Given task: Search the entries below. Return every line that has "notes" in it.

━━━━━ Exercise data ━━━━━

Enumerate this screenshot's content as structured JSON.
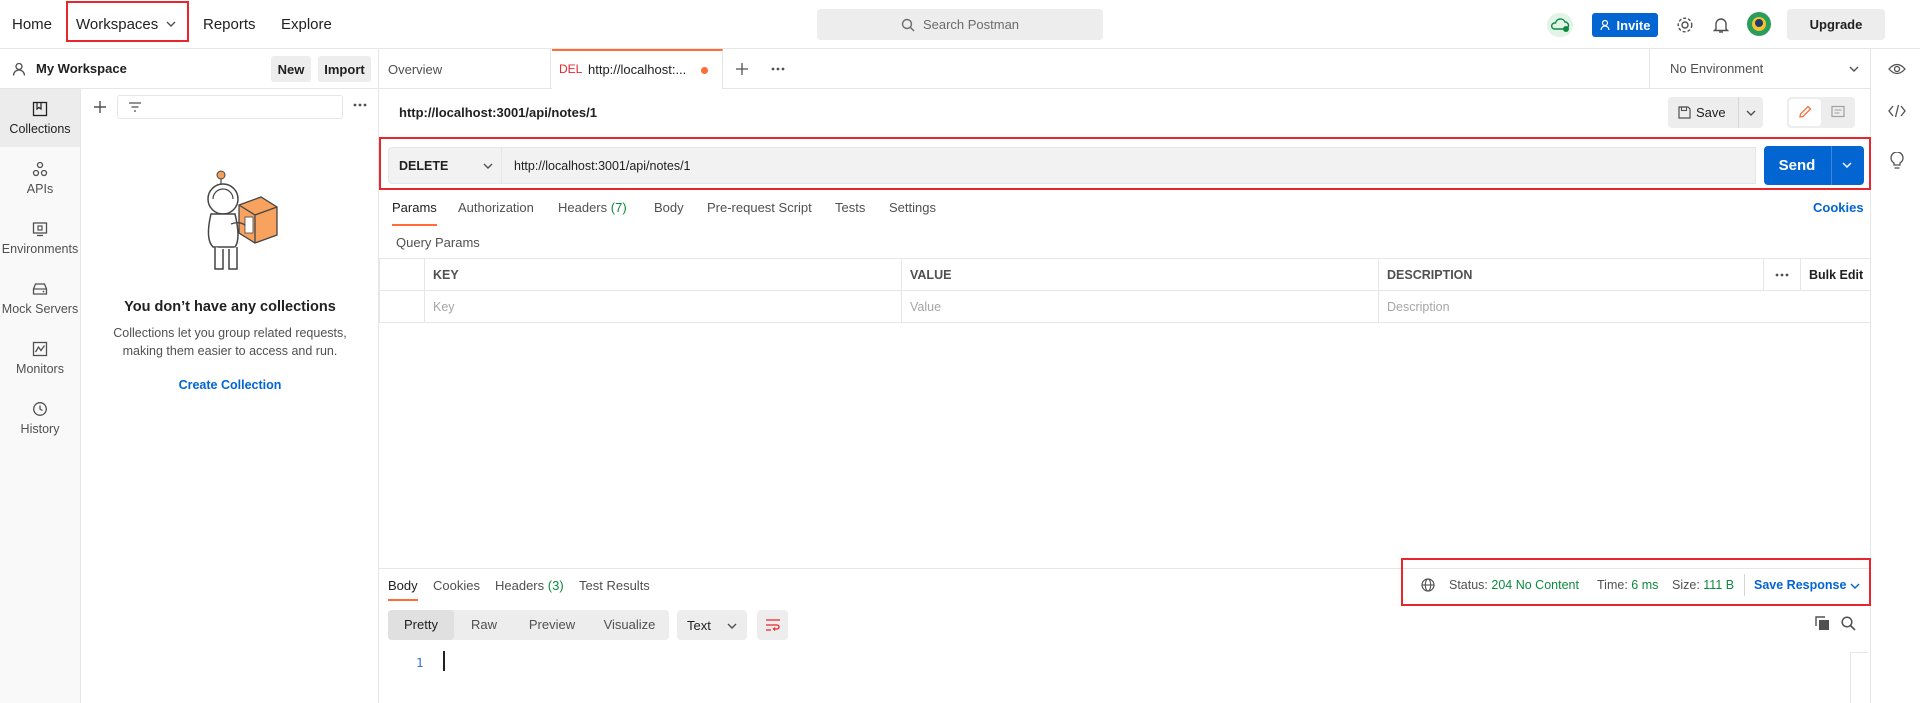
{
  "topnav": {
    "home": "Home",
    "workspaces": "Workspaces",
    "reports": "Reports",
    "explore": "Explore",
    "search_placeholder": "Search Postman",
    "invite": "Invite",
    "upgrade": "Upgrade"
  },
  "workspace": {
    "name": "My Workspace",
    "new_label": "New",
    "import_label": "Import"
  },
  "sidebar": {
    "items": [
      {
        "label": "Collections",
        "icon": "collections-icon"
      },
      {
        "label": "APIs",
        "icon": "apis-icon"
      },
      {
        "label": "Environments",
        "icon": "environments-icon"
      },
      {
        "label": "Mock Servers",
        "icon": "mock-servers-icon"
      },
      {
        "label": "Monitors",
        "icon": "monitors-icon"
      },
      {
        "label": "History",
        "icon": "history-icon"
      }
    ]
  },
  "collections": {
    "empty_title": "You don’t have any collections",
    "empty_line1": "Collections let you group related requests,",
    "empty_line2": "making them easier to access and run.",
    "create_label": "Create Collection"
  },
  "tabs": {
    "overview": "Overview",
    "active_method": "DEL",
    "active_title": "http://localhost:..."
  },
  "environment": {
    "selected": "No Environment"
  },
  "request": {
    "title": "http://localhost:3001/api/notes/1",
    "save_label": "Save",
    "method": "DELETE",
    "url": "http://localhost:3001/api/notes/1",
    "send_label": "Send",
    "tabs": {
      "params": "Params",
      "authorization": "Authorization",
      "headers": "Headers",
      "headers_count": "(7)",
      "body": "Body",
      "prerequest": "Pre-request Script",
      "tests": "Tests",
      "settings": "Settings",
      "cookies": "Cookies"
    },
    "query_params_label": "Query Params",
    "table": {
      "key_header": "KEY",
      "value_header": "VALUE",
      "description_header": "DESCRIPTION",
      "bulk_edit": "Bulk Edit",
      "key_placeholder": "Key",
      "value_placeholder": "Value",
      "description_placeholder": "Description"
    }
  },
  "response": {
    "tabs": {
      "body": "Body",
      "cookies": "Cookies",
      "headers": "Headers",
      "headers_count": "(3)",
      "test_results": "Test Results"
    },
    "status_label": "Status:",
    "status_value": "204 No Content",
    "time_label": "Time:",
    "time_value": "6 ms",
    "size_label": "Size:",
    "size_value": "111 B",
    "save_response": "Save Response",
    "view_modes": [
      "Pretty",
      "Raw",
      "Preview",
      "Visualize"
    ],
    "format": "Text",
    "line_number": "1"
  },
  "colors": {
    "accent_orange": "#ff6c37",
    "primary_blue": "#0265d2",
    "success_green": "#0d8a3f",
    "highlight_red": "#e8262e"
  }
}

━━━━━
━━━━━ Exercise data ━━━━━

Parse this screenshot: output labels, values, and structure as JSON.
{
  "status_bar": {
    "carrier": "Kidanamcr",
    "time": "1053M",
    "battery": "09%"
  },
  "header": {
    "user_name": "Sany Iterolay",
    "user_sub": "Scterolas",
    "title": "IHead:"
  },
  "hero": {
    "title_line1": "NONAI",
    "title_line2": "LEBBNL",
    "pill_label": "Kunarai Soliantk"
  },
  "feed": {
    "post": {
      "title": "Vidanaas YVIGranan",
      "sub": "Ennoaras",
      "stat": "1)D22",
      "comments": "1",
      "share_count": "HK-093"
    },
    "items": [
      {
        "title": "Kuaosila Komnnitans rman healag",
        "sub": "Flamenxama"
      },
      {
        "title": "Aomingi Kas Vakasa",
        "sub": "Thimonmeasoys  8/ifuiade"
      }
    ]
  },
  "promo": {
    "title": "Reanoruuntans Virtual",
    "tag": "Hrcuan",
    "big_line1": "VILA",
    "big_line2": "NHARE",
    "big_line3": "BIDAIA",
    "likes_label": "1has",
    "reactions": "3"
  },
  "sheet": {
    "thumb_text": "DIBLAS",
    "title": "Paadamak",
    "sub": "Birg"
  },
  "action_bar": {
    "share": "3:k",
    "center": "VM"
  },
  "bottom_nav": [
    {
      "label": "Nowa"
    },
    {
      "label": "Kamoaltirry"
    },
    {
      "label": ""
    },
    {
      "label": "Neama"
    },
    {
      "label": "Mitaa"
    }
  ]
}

━━━━━

Task solution:
    "title": "http://localhost:3001/api/notes/1",
    "url": "http://localhost:3001/api/notes/1",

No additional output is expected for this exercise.